=== SUPPLIED ENTRIES ===

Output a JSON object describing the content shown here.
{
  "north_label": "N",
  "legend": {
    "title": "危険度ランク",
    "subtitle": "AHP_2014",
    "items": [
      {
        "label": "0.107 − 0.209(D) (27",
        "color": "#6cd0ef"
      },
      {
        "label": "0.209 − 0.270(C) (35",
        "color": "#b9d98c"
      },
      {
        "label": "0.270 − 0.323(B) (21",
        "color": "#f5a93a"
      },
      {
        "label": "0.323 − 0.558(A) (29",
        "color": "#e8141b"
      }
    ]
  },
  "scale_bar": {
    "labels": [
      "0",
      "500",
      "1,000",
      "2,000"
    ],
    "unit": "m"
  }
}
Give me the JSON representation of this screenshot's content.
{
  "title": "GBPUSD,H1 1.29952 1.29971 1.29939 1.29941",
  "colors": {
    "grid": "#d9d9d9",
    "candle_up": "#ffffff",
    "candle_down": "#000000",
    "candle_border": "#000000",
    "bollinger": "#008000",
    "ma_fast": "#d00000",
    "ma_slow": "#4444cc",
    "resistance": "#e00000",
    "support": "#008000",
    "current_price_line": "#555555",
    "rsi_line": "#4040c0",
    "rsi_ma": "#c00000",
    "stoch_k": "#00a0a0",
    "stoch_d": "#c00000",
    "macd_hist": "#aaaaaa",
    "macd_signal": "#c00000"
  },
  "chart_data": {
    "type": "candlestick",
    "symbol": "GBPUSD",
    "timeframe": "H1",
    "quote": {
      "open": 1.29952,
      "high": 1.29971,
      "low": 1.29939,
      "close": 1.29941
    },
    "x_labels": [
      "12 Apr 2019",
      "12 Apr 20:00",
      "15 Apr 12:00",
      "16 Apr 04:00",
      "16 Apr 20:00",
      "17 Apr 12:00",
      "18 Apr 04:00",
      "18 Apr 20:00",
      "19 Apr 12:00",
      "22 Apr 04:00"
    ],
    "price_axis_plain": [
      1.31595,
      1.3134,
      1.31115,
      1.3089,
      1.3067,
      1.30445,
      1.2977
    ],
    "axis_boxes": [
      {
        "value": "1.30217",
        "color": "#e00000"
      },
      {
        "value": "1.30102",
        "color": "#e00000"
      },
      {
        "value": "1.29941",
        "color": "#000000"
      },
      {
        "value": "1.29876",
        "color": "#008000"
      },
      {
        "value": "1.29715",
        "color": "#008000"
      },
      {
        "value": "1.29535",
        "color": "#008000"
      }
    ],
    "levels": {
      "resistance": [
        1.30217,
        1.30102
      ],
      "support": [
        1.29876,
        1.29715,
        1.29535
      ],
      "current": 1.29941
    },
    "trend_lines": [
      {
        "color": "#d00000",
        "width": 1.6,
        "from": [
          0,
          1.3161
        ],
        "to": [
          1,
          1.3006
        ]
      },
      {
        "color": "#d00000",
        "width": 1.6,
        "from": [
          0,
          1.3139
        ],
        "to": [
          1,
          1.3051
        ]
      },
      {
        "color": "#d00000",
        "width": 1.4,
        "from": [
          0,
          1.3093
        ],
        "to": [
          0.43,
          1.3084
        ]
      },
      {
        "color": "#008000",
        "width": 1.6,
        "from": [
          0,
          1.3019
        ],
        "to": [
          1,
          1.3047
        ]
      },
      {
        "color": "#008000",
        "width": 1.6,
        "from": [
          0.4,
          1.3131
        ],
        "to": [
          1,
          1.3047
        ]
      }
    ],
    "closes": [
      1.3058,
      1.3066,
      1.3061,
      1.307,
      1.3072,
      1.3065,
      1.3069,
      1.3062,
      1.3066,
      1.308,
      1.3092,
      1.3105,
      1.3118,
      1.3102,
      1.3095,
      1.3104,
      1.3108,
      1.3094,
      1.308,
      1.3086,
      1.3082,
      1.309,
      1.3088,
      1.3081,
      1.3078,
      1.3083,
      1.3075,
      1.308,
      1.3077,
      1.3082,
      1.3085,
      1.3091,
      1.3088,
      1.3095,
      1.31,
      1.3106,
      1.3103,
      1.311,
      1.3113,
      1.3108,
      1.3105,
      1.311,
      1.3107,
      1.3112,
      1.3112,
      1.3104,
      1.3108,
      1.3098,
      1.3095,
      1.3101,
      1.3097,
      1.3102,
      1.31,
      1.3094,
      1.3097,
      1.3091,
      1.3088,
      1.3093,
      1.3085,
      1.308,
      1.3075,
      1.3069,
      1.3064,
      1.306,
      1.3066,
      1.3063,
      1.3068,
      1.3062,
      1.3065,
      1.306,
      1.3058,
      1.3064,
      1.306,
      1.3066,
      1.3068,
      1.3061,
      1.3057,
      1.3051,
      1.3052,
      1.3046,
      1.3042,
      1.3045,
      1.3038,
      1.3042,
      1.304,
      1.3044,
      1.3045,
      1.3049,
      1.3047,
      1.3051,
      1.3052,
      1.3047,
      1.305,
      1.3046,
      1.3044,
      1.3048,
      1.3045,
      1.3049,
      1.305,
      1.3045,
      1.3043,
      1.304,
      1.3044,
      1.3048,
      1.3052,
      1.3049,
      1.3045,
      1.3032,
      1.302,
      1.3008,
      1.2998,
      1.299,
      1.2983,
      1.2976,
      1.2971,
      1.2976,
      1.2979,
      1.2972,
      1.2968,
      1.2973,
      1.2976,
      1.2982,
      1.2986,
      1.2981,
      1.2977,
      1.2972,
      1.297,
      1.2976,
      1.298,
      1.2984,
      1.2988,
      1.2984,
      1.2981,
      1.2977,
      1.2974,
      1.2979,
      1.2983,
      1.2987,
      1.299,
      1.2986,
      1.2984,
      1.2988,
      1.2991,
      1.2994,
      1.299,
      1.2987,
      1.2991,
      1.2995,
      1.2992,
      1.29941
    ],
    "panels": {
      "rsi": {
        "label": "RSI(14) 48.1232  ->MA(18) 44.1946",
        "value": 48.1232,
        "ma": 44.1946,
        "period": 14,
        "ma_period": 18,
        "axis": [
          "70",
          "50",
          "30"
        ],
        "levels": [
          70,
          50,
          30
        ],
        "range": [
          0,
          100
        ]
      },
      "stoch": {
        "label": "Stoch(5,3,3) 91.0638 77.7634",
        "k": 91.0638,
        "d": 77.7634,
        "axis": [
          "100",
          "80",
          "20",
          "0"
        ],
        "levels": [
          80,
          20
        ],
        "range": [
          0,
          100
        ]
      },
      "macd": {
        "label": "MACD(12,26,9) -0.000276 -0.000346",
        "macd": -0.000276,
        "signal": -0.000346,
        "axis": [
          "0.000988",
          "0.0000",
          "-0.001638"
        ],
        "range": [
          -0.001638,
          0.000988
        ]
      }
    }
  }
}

===

» **DIRECTIVE**
Your task is to repeat every entry exactly.

» **EXERCISE RESULT**
Output a JSON object describing the content shown here.
{
  "north_label": "N",
  "legend": {
    "title": "危険度ランク",
    "subtitle": "AHP_2014",
    "items": [
      {
        "label": "0.107 − 0.209(D) (27",
        "color": "#6cd0ef"
      },
      {
        "label": "0.209 − 0.270(C) (35",
        "color": "#b9d98c"
      },
      {
        "label": "0.270 − 0.323(B) (21",
        "color": "#f5a93a"
      },
      {
        "label": "0.323 − 0.558(A) (29",
        "color": "#e8141b"
      }
    ]
  },
  "scale_bar": {
    "labels": [
      "0",
      "500",
      "1,000",
      "2,000"
    ],
    "unit": "m"
  }
}
Give me the JSON representation of this screenshot's content.
{
  "title": "GBPUSD,H1 1.29952 1.29971 1.29939 1.29941",
  "colors": {
    "grid": "#d9d9d9",
    "candle_up": "#ffffff",
    "candle_down": "#000000",
    "candle_border": "#000000",
    "bollinger": "#008000",
    "ma_fast": "#d00000",
    "ma_slow": "#4444cc",
    "resistance": "#e00000",
    "support": "#008000",
    "current_price_line": "#555555",
    "rsi_line": "#4040c0",
    "rsi_ma": "#c00000",
    "stoch_k": "#00a0a0",
    "stoch_d": "#c00000",
    "macd_hist": "#aaaaaa",
    "macd_signal": "#c00000"
  },
  "chart_data": {
    "type": "candlestick",
    "symbol": "GBPUSD",
    "timeframe": "H1",
    "quote": {
      "open": 1.29952,
      "high": 1.29971,
      "low": 1.29939,
      "close": 1.29941
    },
    "x_labels": [
      "12 Apr 2019",
      "12 Apr 20:00",
      "15 Apr 12:00",
      "16 Apr 04:00",
      "16 Apr 20:00",
      "17 Apr 12:00",
      "18 Apr 04:00",
      "18 Apr 20:00",
      "19 Apr 12:00",
      "22 Apr 04:00"
    ],
    "price_axis_plain": [
      1.31595,
      1.3134,
      1.31115,
      1.3089,
      1.3067,
      1.30445,
      1.2977
    ],
    "axis_boxes": [
      {
        "value": "1.30217",
        "color": "#e00000"
      },
      {
        "value": "1.30102",
        "color": "#e00000"
      },
      {
        "value": "1.29941",
        "color": "#000000"
      },
      {
        "value": "1.29876",
        "color": "#008000"
      },
      {
        "value": "1.29715",
        "color": "#008000"
      },
      {
        "value": "1.29535",
        "color": "#008000"
      }
    ],
    "levels": {
      "resistance": [
        1.30217,
        1.30102
      ],
      "support": [
        1.29876,
        1.29715,
        1.29535
      ],
      "current": 1.29941
    },
    "trend_lines": [
      {
        "color": "#d00000",
        "width": 1.6,
        "from": [
          0,
          1.3161
        ],
        "to": [
          1,
          1.3006
        ]
      },
      {
        "color": "#d00000",
        "width": 1.6,
        "from": [
          0,
          1.3139
        ],
        "to": [
          1,
          1.3051
        ]
      },
      {
        "color": "#d00000",
        "width": 1.4,
        "from": [
          0,
          1.3093
        ],
        "to": [
          0.43,
          1.3084
        ]
      },
      {
        "color": "#008000",
        "width": 1.6,
        "from": [
          0,
          1.3019
        ],
        "to": [
          1,
          1.3047
        ]
      },
      {
        "color": "#008000",
        "width": 1.6,
        "from": [
          0.4,
          1.3131
        ],
        "to": [
          1,
          1.3047
        ]
      }
    ],
    "closes": [
      1.3058,
      1.3066,
      1.3061,
      1.307,
      1.3072,
      1.3065,
      1.3069,
      1.3062,
      1.3066,
      1.308,
      1.3092,
      1.3105,
      1.3118,
      1.3102,
      1.3095,
      1.3104,
      1.3108,
      1.3094,
      1.308,
      1.3086,
      1.3082,
      1.309,
      1.3088,
      1.3081,
      1.3078,
      1.3083,
      1.3075,
      1.308,
      1.3077,
      1.3082,
      1.3085,
      1.3091,
      1.3088,
      1.3095,
      1.31,
      1.3106,
      1.3103,
      1.311,
      1.3113,
      1.3108,
      1.3105,
      1.311,
      1.3107,
      1.3112,
      1.3112,
      1.3104,
      1.3108,
      1.3098,
      1.3095,
      1.3101,
      1.3097,
      1.3102,
      1.31,
      1.3094,
      1.3097,
      1.3091,
      1.3088,
      1.3093,
      1.3085,
      1.308,
      1.3075,
      1.3069,
      1.3064,
      1.306,
      1.3066,
      1.3063,
      1.3068,
      1.3062,
      1.3065,
      1.306,
      1.3058,
      1.3064,
      1.306,
      1.3066,
      1.3068,
      1.3061,
      1.3057,
      1.3051,
      1.3052,
      1.3046,
      1.3042,
      1.3045,
      1.3038,
      1.3042,
      1.304,
      1.3044,
      1.3045,
      1.3049,
      1.3047,
      1.3051,
      1.3052,
      1.3047,
      1.305,
      1.3046,
      1.3044,
      1.3048,
      1.3045,
      1.3049,
      1.305,
      1.3045,
      1.3043,
      1.304,
      1.3044,
      1.3048,
      1.3052,
      1.3049,
      1.3045,
      1.3032,
      1.302,
      1.3008,
      1.2998,
      1.299,
      1.2983,
      1.2976,
      1.2971,
      1.2976,
      1.2979,
      1.2972,
      1.2968,
      1.2973,
      1.2976,
      1.2982,
      1.2986,
      1.2981,
      1.2977,
      1.2972,
      1.297,
      1.2976,
      1.298,
      1.2984,
      1.2988,
      1.2984,
      1.2981,
      1.2977,
      1.2974,
      1.2979,
      1.2983,
      1.2987,
      1.299,
      1.2986,
      1.2984,
      1.2988,
      1.2991,
      1.2994,
      1.299,
      1.2987,
      1.2991,
      1.2995,
      1.2992,
      1.29941
    ],
    "panels": {
      "rsi": {
        "label": "RSI(14) 48.1232  ->MA(18) 44.1946",
        "value": 48.1232,
        "ma": 44.1946,
        "period": 14,
        "ma_period": 18,
        "axis": [
          "70",
          "50",
          "30"
        ],
        "levels": [
          70,
          50,
          30
        ],
        "range": [
          0,
          100
        ]
      },
      "stoch": {
        "label": "Stoch(5,3,3) 91.0638 77.7634",
        "k": 91.0638,
        "d": 77.7634,
        "axis": [
          "100",
          "80",
          "20",
          "0"
        ],
        "levels": [
          80,
          20
        ],
        "range": [
          0,
          100
        ]
      },
      "macd": {
        "label": "MACD(12,26,9) -0.000276 -0.000346",
        "macd": -0.000276,
        "signal": -0.000346,
        "axis": [
          "0.000988",
          "0.0000",
          "-0.001638"
        ],
        "range": [
          -0.001638,
          0.000988
        ]
      }
    }
  }
}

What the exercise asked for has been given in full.